▶ Task list
a) In the patent text on locating a transceiver indoors, what is used to tell apart a line-of-sight received signal?
b) Reproduce word for word the passage of the patent text on indoor transceiver location that begins at the words "A system and" and stops after the words "of the transceiver.".
c) Write a continuation of the patent text on locating a transceiver indoors, starting after its last sentence.

▶ Text shown
# # # # #

A system and a method of locating a co-operative transceiver in an indoor location by setting up multiple transmitting beacons outside of a building in which the transceiver is located. Information at the transceiver, such as time-of-arrival (TOA) or time-difference-of-arrival (TDOA) of the first-to-arrive signals originating from the external beacons, is relayed back to a processing centre. The angle-of-transmission (AOT) is then determined for the first-to-arrive signals, the only ones with a potential for line-of-sight signals, as well as any arriving reflected signals. Synthetic Doppler, by revolving the transmitting antenna, is used to distinguish between a line-of-sight received signal in order to accurately determine the location of the transceiver.

Claims

exact text as granted — not AI-modified
What is claimed is:  
     
         1 . A system for locating a transceiver in an enclosed location, comprising: 
 (i) a transceiver in an enclosed location operable to receive signals wirelessly, for measuring times-of-arrival of first-to-arrive signals or time-differences-of-arrival of first-to-arrive-signals, and for measuring angles-of-transmission for first-to-arrive signals from two or more transmitters, wherein such signals are the only ones with the potential to be line-of-sight signals, and also for measuring angles-of-transmission for any other arriving signals reflected by any reflecting surfaces in the enclosed location and to transmit the measurements by wireless means;    (ii) two or more revolving wireless transmitters situated outside the enclosed location operable to generate and transmit a synthetic Doppler; and    (iii) a processing centre operable to receive signals wirelessly from the transceiver and to compute and compare a line-of-position from time-of-arrival or time-difference-of-arrival data from the first-to-arrive signal from each transmitter with the angles-of-transmission and to determine the location of the transceiver as the intersection of the line-of-position with the intersection of the angles-of-transmission, if the line-of-position intersects with the intersection of the angles-of-transmission, or if no such intersection occurs, to determine the location of the transceiver through an iterative trial and error process that employs the correct angles-of-transmission, knowledge of the location of reflecting surfaces situated within the enclosed location and time-of-arrival or time-difference-of-arrival data assuming various angles of reflection to account for reflecting surfaces, until the times-of-arrival or time-differences-of-arrival calculated using this method are the same as the times-of-arrival or time-differences-of-arrival calculated from the signals detected by the transceiver.    
     
     
         2 . The system of  claim 1 , wherein each of the two or more transmitters generates signals comprised of an electromagnetic carrier wave modulated by a short spreading code.  
     
     
         3 . The system of  claim 2 , wherein the processing centre computes a line-of-position for the transceiver from the time-of-arrival or time-difference-of-arrival of the first-to-arrive signals at the transceiver from each of the two or more transmitters as computed from the phase difference of the start of the short spreading code sequence, also known as the code epoch, of the two or more signals detected by the transceiver.  
     
     
         4 . The system of  claim 3 , wherein the transmitters establish a reference direction through the definition of a relationship between the code epoch and the reference Doppler shift, and the angle-of-transmission of each transmitter is computed from the phase difference between the code epoch and the reference Doppler detected by the transceiver for each transmitter.

# # # # #

▶ Provided records
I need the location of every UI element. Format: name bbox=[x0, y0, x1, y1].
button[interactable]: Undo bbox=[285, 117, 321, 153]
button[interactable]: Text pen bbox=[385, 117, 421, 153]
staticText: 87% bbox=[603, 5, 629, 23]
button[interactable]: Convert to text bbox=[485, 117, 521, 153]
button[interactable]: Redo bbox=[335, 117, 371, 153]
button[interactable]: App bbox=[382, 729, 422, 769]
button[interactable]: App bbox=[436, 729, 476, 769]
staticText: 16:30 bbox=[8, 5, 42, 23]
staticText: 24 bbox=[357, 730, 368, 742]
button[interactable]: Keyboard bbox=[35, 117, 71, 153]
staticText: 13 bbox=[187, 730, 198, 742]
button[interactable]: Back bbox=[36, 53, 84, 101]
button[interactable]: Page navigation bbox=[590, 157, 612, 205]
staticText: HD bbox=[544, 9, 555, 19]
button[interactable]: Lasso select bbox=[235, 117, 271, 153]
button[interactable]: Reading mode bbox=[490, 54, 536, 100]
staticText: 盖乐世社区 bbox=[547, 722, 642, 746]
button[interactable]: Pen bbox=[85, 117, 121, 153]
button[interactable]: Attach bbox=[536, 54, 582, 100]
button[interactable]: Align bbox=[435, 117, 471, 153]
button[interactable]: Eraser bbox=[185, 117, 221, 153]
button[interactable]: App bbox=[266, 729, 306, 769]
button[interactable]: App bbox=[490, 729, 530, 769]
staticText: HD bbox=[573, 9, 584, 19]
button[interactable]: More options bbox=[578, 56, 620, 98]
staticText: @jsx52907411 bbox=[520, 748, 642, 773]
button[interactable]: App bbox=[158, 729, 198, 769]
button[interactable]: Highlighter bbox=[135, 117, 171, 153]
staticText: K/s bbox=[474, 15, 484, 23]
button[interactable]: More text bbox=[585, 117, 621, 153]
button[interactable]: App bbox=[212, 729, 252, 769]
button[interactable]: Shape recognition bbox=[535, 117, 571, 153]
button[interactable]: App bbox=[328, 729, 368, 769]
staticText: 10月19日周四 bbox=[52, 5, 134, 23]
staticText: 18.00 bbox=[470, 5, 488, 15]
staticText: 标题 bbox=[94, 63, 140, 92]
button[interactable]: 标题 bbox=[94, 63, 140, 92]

# # # # #

▶ Answer list
a) Synthetic Doppler, produced by revolving the transmitting antenna.

b)
A system and a method of locating a co-operative transceiver in an indoor location by setting up multiple transmitting beacons outside of a building in which the transceiver is located. Information at the transceiver, such as time-of-arrival (TOA) or time-difference-of-arrival (TDOA) of the first-to-arrive signals originating from the external beacons, is relayed back to a processing centre. The angle-of-transmission (AOT) is then determined for the first-to-arrive signals, the only ones with a potential for line-of-sight signals, as well as any arriving reflected signals. Synthetic Doppler, by revolving the transmitting antenna, is used to distinguish between a line-of-sight received signal in order to accurately determine the location of the transceiver.

c)
     
     
         5 . The system of  claim 3 , wherein, if the direction of the transceiver contains a vertical component, the processing centre computes the vertical component directly based on the reduction of the Doppler shift by the cosine of the elevation.  
     
     
         6 . The system of  claim 3 , where the axis of revolution of a transmitter is rotated in a horizontal direction and the processing centre computes the elevation of the transceiver using the corresponding time-difference-of occurrence of the code epoch and reference Doppler shift.  
     
     
         7 . The system of  claim 3 , wherein the two or more transmitters situated at known locations outside the enclosed location are revolved about a horizontal circle at a periodic rate that is integrally related to the spreading code duration while each transmitter radiates the modulated signal in order to achieve the synthetic Doppler.  
     
     
         8 . The system of  claim 4 , wherein the two or more transmitters situated at known locations outside the enclosed location are revolved about a horizontal circle at a periodic rate that is integrally related to the spreading code duration while each transmitter radiates the modulated signal in order to achieve the synthetic Doppler.  
     
     
         9 . The system of  claim 5 , wherein the two or more transmitters situated at known locations outside the enclosed location are revolved about a horizontal circle at a periodic rate that is integrally related to the spreading code duration while each transmitter radiates the modulated signal in order to achieve the synthetic Doppler.  
     
     
         10 . The system of  claim 3 , wherein the transmitter is virtually revolved by sequentially switching the transmitted signal in turn to each of at least three identical antennas arranged in a circle, instead of revolving the transmitter itself in order to realize the Doppler shift.  
     
     
         11 . The system of  claim 4 , wherein the transmitter is virtually revolved by sequentially switching the transmitted signal in turn to each of at least three identical antennas arranged in a circle, instead of revolving the transmitter itself in order to realize the Doppler shift.  
     
     
         12 . The system of  claim 5 , wherein the transmitter is virtually revolved by sequentially switching the transmitted signal in turn to each of at least three identical antennas arranged in a circle, instead of revolving the transmitter itself in order to realize the Doppler shift.  
     
     
         13 . The system of  claim 1 , wherein the enclosed location is the inside of a building.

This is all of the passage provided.